PAGE TEXT.
• • • • • • •

More than a thousand Iranian combatants are dead following U.S. and Israeli strikes, six American service members have been killed, and eighteen have been wounded. By any honest accounting, that is a significant military operation going mostly in our favor. The American media’s response has been to run the Iranian body count like a tragedy scoreboard.
We’re supposed to look at the number 1,000 and feel guilty. About killing the armed forces of a regime that funds Hezbollah, arms the Houthis, and has been trying to build a nuclear weapon for thirty years. Got it.
Let’s remember something. Barack Obama dropped 26,000 bombs in 2016 alone — across seven countries — and the same press corps that’s currently agonizing over Iranian military casualties barely noticed. No running tallies. No somber graphics. No think pieces about “proportionality.” Just a Nobel Peace Prize sitting on the shelf looking confused.
Now the Iranian Red Crescent is claiming civilian casualties. The Iranian Red Crescent. These are the same people who operated in areas where Hezbollah stored weapons inside hospitals and mosques and apartment buildings — because when your military strategy depends on human shields, you need the Red Crescent to cover the paperwork afterward. We’ll file their press releases right next to Hamas’s casualty reports: interesting, unverifiable, and issued by people with a clear interest in the outcome.

• • • • • • •

RECORDS SUPPLIED.
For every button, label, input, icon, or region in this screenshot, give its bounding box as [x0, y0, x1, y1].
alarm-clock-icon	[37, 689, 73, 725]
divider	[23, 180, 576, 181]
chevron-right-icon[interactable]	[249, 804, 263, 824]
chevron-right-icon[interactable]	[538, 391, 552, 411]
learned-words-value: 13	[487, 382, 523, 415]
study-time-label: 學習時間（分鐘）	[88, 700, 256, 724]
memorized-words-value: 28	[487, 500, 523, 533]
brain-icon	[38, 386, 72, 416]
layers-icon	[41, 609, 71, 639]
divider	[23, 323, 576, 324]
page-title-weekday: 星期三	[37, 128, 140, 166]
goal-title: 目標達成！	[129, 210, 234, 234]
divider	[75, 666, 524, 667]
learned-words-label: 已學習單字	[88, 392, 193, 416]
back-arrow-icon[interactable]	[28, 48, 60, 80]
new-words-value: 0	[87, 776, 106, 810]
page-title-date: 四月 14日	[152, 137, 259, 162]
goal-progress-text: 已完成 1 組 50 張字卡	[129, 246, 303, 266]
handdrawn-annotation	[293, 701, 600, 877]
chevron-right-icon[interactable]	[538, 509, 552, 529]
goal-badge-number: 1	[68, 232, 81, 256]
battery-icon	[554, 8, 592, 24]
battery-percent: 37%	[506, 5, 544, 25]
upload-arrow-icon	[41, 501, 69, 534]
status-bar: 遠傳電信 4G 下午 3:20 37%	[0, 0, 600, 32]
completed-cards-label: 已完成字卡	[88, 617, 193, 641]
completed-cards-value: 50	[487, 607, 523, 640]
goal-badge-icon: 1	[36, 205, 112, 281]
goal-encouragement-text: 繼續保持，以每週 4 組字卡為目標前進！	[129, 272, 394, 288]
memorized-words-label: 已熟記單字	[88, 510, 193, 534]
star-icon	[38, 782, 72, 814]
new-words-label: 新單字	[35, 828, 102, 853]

• • • • • • •

EXERCISE 1. Using the Iran strikes piece, say whether each statement agrees with it, answering yes or no and quoting the words that settle it: (a) six American service members have been killed; (b) Obama's 2016 bombing covered five countries; (c) the piece treats the Iranian Red Crescent's claims as verified.
EXERCISE 2. According to the Iran strikes piece, where did Hezbollah store weapons? Name every place it lists.
Nothing in the listing matters for what is asked here.

TASK ANSWER 1.
(a) Yes: "six American service members have been killed"
(b) No: "across seven countries"
(c) No: "interesting, unverifiable, and issued by people with a clear interest in the outcome"

TASK ANSWER 2.
- hospitals
- mosques
- apartment buildings